Return the listing word for word, as given.

● ● ● ● ● ● ●

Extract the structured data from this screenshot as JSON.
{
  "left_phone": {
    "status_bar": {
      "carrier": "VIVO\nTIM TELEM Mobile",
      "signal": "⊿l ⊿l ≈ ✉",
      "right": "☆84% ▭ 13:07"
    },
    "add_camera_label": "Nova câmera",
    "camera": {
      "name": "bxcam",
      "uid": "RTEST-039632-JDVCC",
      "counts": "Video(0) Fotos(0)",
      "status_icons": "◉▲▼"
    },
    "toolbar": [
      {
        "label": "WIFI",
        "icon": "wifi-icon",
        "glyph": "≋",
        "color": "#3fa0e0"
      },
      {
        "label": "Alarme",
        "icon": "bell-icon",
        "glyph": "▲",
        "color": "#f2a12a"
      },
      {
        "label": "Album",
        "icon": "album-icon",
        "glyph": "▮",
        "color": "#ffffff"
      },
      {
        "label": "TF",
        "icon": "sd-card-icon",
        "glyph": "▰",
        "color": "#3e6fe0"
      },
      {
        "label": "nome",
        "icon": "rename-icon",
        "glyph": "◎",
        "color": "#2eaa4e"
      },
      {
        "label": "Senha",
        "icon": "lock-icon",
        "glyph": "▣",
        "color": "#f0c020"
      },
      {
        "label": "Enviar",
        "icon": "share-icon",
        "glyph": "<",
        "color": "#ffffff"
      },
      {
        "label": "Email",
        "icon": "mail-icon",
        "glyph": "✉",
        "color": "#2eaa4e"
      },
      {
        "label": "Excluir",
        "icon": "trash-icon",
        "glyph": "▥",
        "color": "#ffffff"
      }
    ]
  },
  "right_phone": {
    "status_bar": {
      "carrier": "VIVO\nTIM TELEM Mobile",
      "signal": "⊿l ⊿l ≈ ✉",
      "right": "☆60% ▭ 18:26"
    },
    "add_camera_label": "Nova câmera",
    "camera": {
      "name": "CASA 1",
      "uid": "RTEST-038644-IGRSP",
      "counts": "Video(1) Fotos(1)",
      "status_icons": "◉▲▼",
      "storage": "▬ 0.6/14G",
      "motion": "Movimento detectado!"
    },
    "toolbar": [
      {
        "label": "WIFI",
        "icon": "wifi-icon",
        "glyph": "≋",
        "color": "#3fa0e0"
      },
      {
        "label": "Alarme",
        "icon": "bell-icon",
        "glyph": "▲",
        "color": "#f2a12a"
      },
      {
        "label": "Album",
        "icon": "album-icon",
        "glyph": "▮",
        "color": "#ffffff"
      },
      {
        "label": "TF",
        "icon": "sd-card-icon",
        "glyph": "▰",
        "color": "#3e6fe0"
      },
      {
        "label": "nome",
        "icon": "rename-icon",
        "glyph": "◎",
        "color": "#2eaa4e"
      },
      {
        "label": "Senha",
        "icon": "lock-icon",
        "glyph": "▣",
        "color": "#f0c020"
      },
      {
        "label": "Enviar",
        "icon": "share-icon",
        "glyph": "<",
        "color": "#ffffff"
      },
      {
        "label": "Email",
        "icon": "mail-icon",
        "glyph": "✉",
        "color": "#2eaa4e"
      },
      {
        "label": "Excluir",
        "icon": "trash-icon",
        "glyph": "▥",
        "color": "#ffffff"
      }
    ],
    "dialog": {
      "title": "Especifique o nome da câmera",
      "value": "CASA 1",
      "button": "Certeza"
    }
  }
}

● ● ● ● ● ● ●

Exercise output →
Extract the structured data from this screenshot as JSON.
{
  "left_phone": {
    "status_bar": {
      "carrier": "VIVO\nTIM TELEM Mobile",
      "signal": "⊿l ⊿l ≈ ✉",
      "right": "☆84% ▭ 13:07"
    },
    "add_camera_label": "Nova câmera",
    "camera": {
      "name": "bxcam",
      "uid": "RTEST-039632-JDVCC",
      "counts": "Video(0) Fotos(0)",
      "status_icons": "◉▲▼"
    },
    "toolbar": [
      {
        "label": "WIFI",
        "icon": "wifi-icon",
        "glyph": "≋",
        "color": "#3fa0e0"
      },
      {
        "label": "Alarme",
        "icon": "bell-icon",
        "glyph": "▲",
        "color": "#f2a12a"
      },
      {
        "label": "Album",
        "icon": "album-icon",
        "glyph": "▮",
        "color": "#ffffff"
      },
      {
        "label": "TF",
        "icon": "sd-card-icon",
        "glyph": "▰",
        "color": "#3e6fe0"
      },
      {
        "label": "nome",
        "icon": "rename-icon",
        "glyph": "◎",
        "color": "#2eaa4e"
      },
      {
        "label": "Senha",
        "icon": "lock-icon",
        "glyph": "▣",
        "color": "#f0c020"
      },
      {
        "label": "Enviar",
        "icon": "share-icon",
        "glyph": "<",
        "color": "#ffffff"
      },
      {
        "label": "Email",
        "icon": "mail-icon",
        "glyph": "✉",
        "color": "#2eaa4e"
      },
      {
        "label": "Excluir",
        "icon": "trash-icon",
        "glyph": "▥",
        "color": "#ffffff"
      }
    ]
  },
  "right_phone": {
    "status_bar": {
      "carrier": "VIVO\nTIM TELEM Mobile",
      "signal": "⊿l ⊿l ≈ ✉",
      "right": "☆60% ▭ 18:26"
    },
    "add_camera_label": "Nova câmera",
    "camera": {
      "name": "CASA 1",
      "uid": "RTEST-038644-IGRSP",
      "counts": "Video(1) Fotos(1)",
      "status_icons": "◉▲▼",
      "storage": "▬ 0.6/14G",
      "motion": "Movimento detectado!"
    },
    "toolbar": [
      {
        "label": "WIFI",
        "icon": "wifi-icon",
        "glyph": "≋",
        "color": "#3fa0e0"
      },
      {
        "label": "Alarme",
        "icon": "bell-icon",
        "glyph": "▲",
        "color": "#f2a12a"
      },
      {
        "label": "Album",
        "icon": "album-icon",
        "glyph": "▮",
        "color": "#ffffff"
      },
      {
        "label": "TF",
        "icon": "sd-card-icon",
        "glyph": "▰",
        "color": "#3e6fe0"
      },
      {
        "label": "nome",
        "icon": "rename-icon",
        "glyph": "◎",
        "color": "#2eaa4e"
      },
      {
        "label": "Senha",
        "icon": "lock-icon",
        "glyph": "▣",
        "color": "#f0c020"
      },
      {
        "label": "Enviar",
        "icon": "share-icon",
        "glyph": "<",
        "color": "#ffffff"
      },
      {
        "label": "Email",
        "icon": "mail-icon",
        "glyph": "✉",
        "color": "#2eaa4e"
      },
      {
        "label": "Excluir",
        "icon": "trash-icon",
        "glyph": "▥",
        "color": "#ffffff"
      }
    ],
    "dialog": {
      "title": "Especifique o nome da câmera",
      "value": "CASA 1",
      "button": "Certeza"
    }
  }
}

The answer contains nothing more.